▶ **What you have to do**
Across the entries, how many lines have the string "OAKLAND" in them? Reply with only a number.
— BEGIN Materials provided —
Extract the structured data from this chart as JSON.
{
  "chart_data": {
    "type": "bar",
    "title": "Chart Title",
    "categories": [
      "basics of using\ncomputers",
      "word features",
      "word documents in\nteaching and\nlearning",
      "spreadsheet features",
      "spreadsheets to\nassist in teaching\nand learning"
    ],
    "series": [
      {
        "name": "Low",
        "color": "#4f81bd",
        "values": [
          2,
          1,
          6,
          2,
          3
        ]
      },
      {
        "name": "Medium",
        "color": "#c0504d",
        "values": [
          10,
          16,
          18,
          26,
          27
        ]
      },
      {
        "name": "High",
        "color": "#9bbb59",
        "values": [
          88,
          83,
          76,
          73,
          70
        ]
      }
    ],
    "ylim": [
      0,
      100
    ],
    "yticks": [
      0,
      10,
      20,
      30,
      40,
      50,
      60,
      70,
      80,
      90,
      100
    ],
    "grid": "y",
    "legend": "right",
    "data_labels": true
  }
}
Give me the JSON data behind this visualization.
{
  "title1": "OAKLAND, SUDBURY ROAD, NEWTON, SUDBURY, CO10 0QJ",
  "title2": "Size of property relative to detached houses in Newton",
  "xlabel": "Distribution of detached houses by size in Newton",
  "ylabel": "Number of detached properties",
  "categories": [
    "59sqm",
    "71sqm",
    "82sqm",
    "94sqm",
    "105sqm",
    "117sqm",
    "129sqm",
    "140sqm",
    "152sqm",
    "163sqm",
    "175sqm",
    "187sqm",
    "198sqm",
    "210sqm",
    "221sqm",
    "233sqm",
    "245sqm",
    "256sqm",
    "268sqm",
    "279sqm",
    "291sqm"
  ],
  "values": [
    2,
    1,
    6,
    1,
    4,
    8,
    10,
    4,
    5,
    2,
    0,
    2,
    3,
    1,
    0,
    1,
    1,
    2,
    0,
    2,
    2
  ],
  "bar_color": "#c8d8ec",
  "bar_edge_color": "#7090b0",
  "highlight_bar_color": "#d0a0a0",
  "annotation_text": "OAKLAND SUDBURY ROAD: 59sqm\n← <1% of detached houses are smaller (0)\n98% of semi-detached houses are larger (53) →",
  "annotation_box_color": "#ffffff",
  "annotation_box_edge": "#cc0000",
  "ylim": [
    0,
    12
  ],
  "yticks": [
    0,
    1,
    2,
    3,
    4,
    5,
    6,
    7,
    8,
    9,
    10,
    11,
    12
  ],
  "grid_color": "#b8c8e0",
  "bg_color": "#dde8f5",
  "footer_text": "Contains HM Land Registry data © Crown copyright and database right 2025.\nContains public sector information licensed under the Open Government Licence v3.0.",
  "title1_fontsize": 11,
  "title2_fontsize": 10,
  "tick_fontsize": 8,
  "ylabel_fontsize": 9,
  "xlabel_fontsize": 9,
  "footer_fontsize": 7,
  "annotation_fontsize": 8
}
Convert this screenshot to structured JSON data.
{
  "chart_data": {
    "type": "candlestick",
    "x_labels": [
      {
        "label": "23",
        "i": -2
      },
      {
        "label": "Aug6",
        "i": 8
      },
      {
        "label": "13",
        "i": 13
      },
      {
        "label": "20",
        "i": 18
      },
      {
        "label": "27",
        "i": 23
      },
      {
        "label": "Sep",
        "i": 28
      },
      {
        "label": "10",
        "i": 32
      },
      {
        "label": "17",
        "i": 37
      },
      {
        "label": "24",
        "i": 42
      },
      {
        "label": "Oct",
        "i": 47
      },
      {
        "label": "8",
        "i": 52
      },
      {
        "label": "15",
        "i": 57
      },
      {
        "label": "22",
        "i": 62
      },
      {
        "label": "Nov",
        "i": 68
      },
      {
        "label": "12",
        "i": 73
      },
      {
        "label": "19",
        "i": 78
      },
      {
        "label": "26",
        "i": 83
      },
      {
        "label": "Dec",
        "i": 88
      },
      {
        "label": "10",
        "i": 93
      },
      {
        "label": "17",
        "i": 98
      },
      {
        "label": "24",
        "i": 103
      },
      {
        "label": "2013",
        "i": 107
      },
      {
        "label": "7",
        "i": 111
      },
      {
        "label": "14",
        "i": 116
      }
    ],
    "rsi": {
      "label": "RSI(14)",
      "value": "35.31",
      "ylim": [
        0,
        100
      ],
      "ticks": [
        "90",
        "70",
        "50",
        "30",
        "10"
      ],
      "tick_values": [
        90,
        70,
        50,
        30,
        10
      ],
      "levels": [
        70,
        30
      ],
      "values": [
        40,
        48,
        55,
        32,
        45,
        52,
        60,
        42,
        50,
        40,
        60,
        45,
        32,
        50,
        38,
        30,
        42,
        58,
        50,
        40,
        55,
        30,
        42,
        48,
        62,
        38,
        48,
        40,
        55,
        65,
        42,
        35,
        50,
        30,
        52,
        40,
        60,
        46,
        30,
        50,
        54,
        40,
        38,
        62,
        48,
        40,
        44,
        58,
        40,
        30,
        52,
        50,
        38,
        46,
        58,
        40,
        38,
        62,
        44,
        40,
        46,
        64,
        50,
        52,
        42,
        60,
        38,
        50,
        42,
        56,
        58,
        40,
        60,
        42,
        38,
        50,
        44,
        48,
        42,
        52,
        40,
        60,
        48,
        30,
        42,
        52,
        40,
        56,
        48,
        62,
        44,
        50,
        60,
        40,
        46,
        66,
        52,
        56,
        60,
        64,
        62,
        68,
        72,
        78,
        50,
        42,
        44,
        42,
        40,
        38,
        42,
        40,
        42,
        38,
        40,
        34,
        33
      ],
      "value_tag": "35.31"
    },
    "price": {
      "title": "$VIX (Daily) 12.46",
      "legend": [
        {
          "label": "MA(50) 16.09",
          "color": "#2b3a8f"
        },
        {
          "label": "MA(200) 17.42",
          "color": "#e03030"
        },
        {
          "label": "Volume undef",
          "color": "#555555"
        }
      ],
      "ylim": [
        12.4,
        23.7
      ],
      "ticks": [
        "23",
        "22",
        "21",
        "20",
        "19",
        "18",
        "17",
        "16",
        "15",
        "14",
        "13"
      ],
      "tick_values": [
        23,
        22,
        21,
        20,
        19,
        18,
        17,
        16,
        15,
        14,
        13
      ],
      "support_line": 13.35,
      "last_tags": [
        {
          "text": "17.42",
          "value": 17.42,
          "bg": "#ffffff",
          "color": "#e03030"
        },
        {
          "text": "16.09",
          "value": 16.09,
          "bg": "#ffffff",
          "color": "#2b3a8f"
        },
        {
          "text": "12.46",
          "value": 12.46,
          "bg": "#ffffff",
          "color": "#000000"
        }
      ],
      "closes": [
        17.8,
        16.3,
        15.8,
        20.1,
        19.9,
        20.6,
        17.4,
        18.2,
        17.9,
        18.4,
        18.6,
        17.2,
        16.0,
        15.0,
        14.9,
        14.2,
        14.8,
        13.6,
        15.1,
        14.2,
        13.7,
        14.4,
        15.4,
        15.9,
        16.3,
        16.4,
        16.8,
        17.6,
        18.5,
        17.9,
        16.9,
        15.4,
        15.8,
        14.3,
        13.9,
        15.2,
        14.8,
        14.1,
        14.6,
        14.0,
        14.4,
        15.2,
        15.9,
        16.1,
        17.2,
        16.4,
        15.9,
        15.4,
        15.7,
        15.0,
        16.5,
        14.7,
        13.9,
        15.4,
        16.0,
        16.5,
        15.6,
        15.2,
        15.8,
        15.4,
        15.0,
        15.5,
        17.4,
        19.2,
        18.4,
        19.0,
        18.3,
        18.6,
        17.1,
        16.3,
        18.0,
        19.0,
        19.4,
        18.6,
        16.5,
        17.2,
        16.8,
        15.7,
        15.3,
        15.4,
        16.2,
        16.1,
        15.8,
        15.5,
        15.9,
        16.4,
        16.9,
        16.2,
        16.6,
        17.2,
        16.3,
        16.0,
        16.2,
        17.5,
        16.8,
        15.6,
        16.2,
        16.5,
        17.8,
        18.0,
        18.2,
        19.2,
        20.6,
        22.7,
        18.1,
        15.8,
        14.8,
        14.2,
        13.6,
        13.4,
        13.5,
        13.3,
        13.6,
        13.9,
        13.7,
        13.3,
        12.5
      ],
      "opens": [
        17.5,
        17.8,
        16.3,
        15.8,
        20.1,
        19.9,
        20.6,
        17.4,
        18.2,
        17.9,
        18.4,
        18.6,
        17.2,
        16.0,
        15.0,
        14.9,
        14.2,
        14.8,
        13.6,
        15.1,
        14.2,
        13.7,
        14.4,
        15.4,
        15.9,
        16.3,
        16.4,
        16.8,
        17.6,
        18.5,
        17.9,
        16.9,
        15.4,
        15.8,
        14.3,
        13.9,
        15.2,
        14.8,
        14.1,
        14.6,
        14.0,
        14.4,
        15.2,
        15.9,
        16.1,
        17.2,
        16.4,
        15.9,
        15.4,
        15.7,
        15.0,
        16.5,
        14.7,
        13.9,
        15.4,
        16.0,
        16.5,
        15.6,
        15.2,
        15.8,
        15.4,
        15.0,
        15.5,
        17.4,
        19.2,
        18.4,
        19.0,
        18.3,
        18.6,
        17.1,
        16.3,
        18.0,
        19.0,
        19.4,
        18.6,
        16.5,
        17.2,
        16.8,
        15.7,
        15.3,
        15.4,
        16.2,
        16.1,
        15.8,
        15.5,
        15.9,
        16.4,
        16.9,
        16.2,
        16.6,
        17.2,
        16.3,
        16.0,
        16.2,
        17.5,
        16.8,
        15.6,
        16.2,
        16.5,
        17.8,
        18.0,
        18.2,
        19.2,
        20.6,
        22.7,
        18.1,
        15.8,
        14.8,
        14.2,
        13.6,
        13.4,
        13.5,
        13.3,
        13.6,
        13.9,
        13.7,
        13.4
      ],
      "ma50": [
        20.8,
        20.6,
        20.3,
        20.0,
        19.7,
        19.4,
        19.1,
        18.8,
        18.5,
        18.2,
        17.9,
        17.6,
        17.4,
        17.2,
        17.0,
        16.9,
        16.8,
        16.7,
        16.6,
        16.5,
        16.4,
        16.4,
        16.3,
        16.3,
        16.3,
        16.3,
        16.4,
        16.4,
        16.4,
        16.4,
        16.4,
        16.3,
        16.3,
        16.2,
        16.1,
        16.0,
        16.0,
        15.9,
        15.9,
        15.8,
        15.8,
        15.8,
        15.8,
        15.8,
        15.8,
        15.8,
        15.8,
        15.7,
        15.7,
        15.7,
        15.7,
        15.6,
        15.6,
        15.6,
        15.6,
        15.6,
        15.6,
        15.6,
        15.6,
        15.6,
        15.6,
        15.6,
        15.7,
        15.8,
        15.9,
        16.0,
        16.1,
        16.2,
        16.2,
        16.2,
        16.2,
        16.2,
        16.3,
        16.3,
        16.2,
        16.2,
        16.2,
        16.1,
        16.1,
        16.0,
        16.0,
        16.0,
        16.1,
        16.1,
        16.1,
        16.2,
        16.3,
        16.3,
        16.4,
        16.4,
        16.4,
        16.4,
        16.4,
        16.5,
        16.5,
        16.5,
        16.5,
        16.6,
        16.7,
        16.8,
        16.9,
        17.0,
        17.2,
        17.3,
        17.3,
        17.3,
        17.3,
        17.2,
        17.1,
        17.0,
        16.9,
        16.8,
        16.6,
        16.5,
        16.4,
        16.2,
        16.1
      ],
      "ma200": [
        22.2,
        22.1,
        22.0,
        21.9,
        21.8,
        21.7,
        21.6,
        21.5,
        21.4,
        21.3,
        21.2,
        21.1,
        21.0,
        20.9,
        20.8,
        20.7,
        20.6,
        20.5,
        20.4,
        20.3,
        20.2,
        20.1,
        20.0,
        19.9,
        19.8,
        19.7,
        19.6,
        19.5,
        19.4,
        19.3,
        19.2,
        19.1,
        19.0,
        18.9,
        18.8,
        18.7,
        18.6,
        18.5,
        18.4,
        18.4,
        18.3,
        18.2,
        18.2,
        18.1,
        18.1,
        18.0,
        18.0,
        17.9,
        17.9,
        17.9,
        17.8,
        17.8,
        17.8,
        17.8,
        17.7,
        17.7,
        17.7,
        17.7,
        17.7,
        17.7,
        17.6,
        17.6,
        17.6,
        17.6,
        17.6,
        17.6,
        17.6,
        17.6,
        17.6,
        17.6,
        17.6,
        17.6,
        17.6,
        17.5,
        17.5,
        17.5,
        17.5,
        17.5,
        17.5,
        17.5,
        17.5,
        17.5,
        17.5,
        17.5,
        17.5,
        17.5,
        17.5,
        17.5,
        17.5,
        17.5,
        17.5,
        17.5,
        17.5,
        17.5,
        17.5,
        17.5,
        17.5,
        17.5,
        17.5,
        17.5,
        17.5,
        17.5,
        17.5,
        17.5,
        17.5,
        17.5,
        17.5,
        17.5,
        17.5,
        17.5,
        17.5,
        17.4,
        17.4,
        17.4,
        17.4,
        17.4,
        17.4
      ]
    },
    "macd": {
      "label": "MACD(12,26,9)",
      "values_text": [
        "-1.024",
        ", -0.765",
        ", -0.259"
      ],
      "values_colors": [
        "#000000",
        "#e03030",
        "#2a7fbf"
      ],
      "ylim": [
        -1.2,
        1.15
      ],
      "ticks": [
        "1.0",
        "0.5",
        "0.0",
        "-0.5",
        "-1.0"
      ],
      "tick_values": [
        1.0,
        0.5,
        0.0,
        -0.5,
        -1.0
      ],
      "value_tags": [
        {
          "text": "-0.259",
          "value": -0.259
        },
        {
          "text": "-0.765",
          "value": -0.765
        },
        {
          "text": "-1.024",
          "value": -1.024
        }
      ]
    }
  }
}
— END Materials provided —
▶ **Result**
2